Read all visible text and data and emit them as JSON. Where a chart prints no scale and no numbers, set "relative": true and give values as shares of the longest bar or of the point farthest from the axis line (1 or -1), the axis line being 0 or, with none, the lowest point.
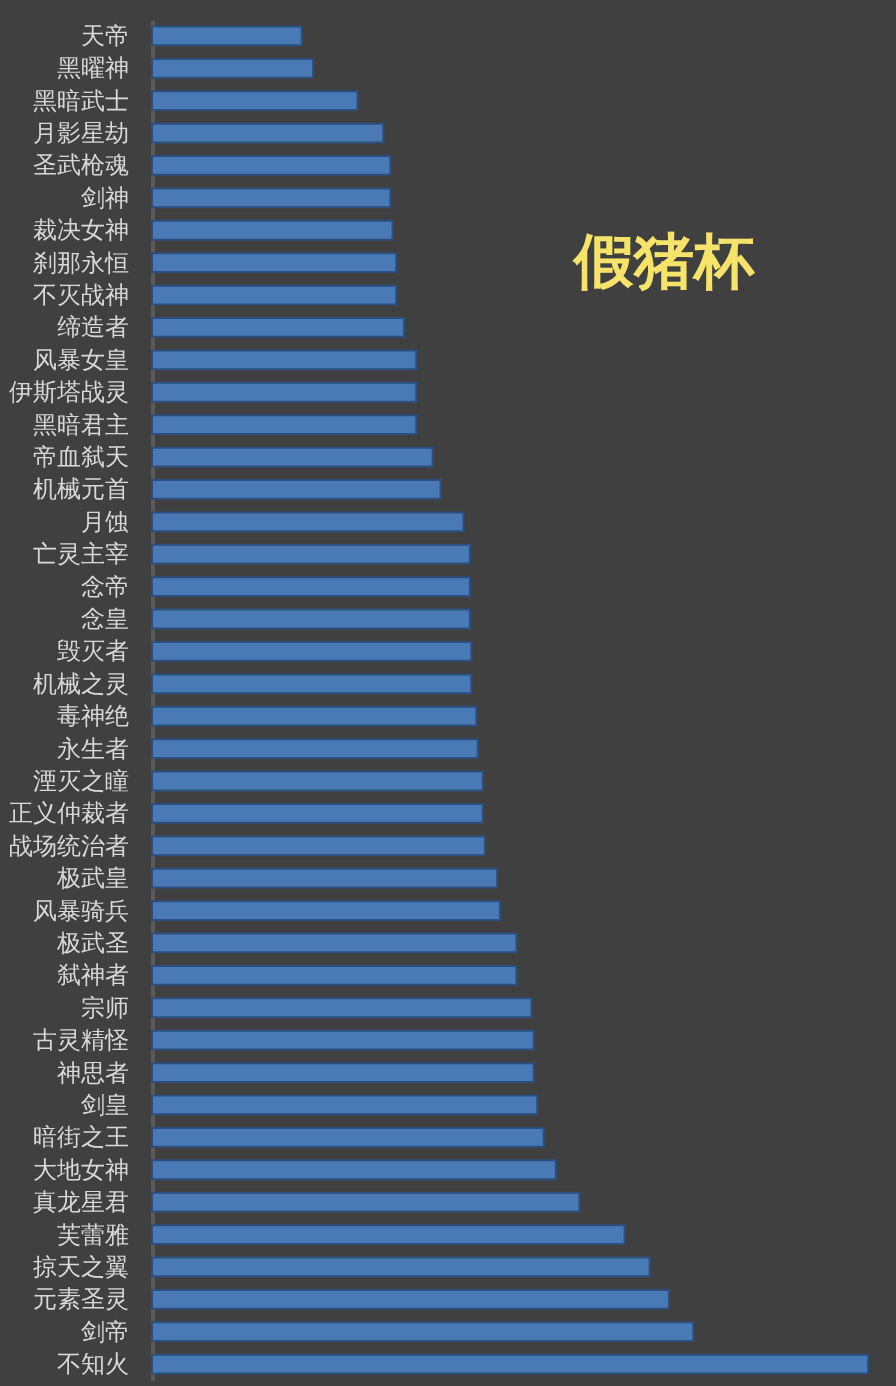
{
  "chart_data": {
    "type": "bar",
    "orientation": "horizontal",
    "relative": true,
    "title": "假猪杯",
    "color": "#4a7ab5",
    "categories": [
      "天帝",
      "黑曜神",
      "黑暗武士",
      "月影星劫",
      "圣武枪魂",
      "剑神",
      "裁决女神",
      "刹那永恒",
      "不灭战神",
      "缔造者",
      "风暴女皇",
      "伊斯塔战灵",
      "黑暗君主",
      "帝血弑天",
      "机械元首",
      "月蚀",
      "亡灵主宰",
      "念帝",
      "念皇",
      "毁灭者",
      "机械之灵",
      "毒神绝",
      "永生者",
      "湮灭之瞳",
      "正义仲裁者",
      "战场统治者",
      "极武皇",
      "风暴骑兵",
      "极武圣",
      "弑神者",
      "宗师",
      "古灵精怪",
      "神思者",
      "剑皇",
      "暗街之王",
      "大地女神",
      "真龙星君",
      "芙蕾雅",
      "掠天之翼",
      "元素圣灵",
      "剑帝",
      "不知火"
    ],
    "values": [
      0.209,
      0.225,
      0.287,
      0.323,
      0.333,
      0.333,
      0.336,
      0.341,
      0.341,
      0.352,
      0.369,
      0.369,
      0.369,
      0.392,
      0.403,
      0.435,
      0.444,
      0.444,
      0.444,
      0.446,
      0.446,
      0.453,
      0.455,
      0.462,
      0.462,
      0.465,
      0.482,
      0.486,
      0.509,
      0.509,
      0.53,
      0.533,
      0.533,
      0.538,
      0.547,
      0.564,
      0.597,
      0.66,
      0.695,
      0.722,
      0.756,
      1
    ]
  }
}
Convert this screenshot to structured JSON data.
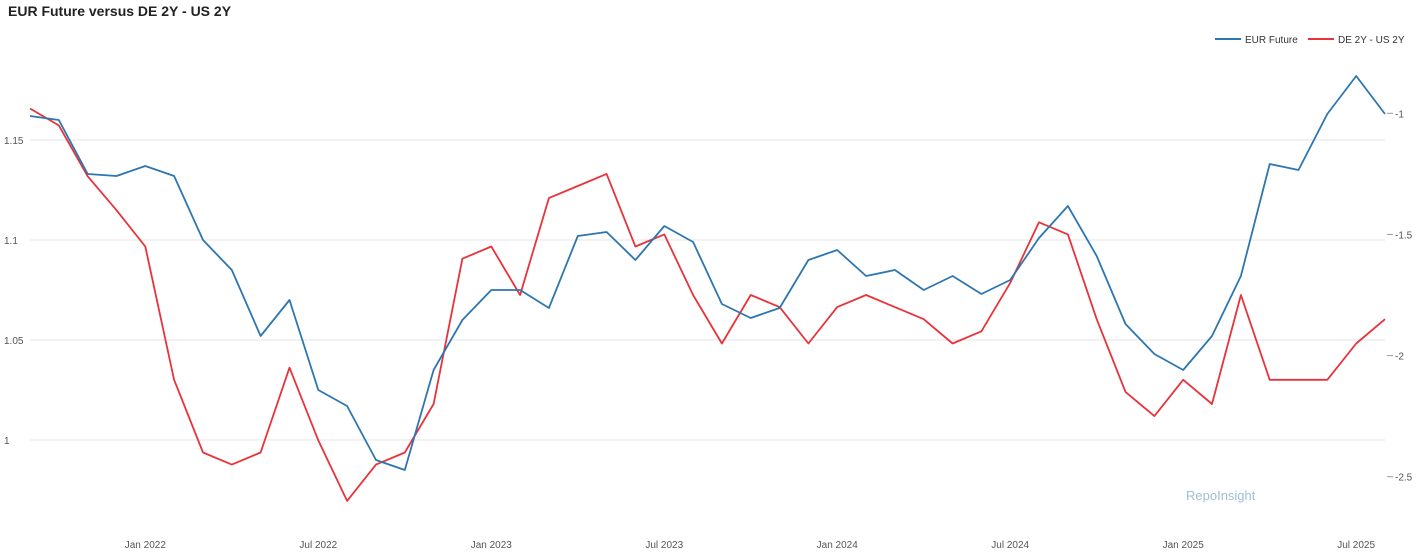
{
  "chart_data": {
    "type": "line",
    "title": "EUR Future versus DE 2Y - US 2Y",
    "watermark": "RepoInsight",
    "legend_position": "top-right",
    "grid": true,
    "x_ticks": [
      "Jan 2022",
      "Jul 2022",
      "Jan 2023",
      "Jul 2023",
      "Jan 2024",
      "Jul 2024",
      "Jan 2025",
      "Jul 2025"
    ],
    "x_range": [
      "2021-09",
      "2025-08"
    ],
    "y_left": {
      "ticks": [
        "1",
        "1.05",
        "1.1",
        "1.15"
      ],
      "range": [
        0.955,
        1.19
      ]
    },
    "y_right": {
      "ticks": [
        "-1",
        "-1.5",
        "-2",
        "-2.5"
      ],
      "range": [
        -2.72,
        -0.78
      ]
    },
    "series": [
      {
        "name": "EUR Future",
        "axis": "left",
        "color": "#2e76b0",
        "x": [
          "2021-09",
          "2021-10",
          "2021-11",
          "2021-12",
          "2022-01",
          "2022-02",
          "2022-03",
          "2022-04",
          "2022-05",
          "2022-06",
          "2022-07",
          "2022-08",
          "2022-09",
          "2022-10",
          "2022-11",
          "2022-12",
          "2023-01",
          "2023-02",
          "2023-03",
          "2023-04",
          "2023-05",
          "2023-06",
          "2023-07",
          "2023-08",
          "2023-09",
          "2023-10",
          "2023-11",
          "2023-12",
          "2024-01",
          "2024-02",
          "2024-03",
          "2024-04",
          "2024-05",
          "2024-06",
          "2024-07",
          "2024-08",
          "2024-09",
          "2024-10",
          "2024-11",
          "2024-12",
          "2025-01",
          "2025-02",
          "2025-03",
          "2025-04",
          "2025-05",
          "2025-06",
          "2025-07",
          "2025-08"
        ],
        "values": [
          1.162,
          1.16,
          1.133,
          1.132,
          1.137,
          1.132,
          1.1,
          1.085,
          1.052,
          1.07,
          1.025,
          1.017,
          0.99,
          0.985,
          1.035,
          1.06,
          1.075,
          1.075,
          1.066,
          1.102,
          1.104,
          1.09,
          1.107,
          1.099,
          1.068,
          1.061,
          1.066,
          1.09,
          1.095,
          1.082,
          1.085,
          1.075,
          1.082,
          1.073,
          1.08,
          1.101,
          1.117,
          1.092,
          1.058,
          1.043,
          1.035,
          1.052,
          1.082,
          1.138,
          1.135,
          1.163,
          1.182,
          1.163
        ]
      },
      {
        "name": "DE 2Y - US 2Y",
        "axis": "right",
        "color": "#e8333a",
        "x": [
          "2021-09",
          "2021-10",
          "2021-11",
          "2021-12",
          "2022-01",
          "2022-02",
          "2022-03",
          "2022-04",
          "2022-05",
          "2022-06",
          "2022-07",
          "2022-08",
          "2022-09",
          "2022-10",
          "2022-11",
          "2022-12",
          "2023-01",
          "2023-02",
          "2023-03",
          "2023-04",
          "2023-05",
          "2023-06",
          "2023-07",
          "2023-08",
          "2023-09",
          "2023-10",
          "2023-11",
          "2023-12",
          "2024-01",
          "2024-02",
          "2024-03",
          "2024-04",
          "2024-05",
          "2024-06",
          "2024-07",
          "2024-08",
          "2024-09",
          "2024-10",
          "2024-11",
          "2024-12",
          "2025-01",
          "2025-02",
          "2025-03",
          "2025-04",
          "2025-05",
          "2025-06",
          "2025-07",
          "2025-08"
        ],
        "values": [
          -0.98,
          -1.05,
          -1.26,
          -1.4,
          -1.55,
          -2.1,
          -2.4,
          -2.45,
          -2.4,
          -2.05,
          -2.35,
          -2.6,
          -2.45,
          -2.4,
          -2.2,
          -1.6,
          -1.55,
          -1.75,
          -1.35,
          -1.3,
          -1.25,
          -1.55,
          -1.5,
          -1.75,
          -1.95,
          -1.75,
          -1.8,
          -1.95,
          -1.8,
          -1.75,
          -1.8,
          -1.85,
          -1.95,
          -1.9,
          -1.7,
          -1.45,
          -1.5,
          -1.85,
          -2.15,
          -2.25,
          -2.1,
          -2.2,
          -1.75,
          -2.1,
          -2.1,
          -2.1,
          -1.95,
          -1.85
        ]
      }
    ]
  }
}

What the task requires ->
Look through the entries above. Extract each line with the word "Future".

Final result ->
    "title": "EUR Future versus DE 2Y - US 2Y",
        "name": "EUR Future",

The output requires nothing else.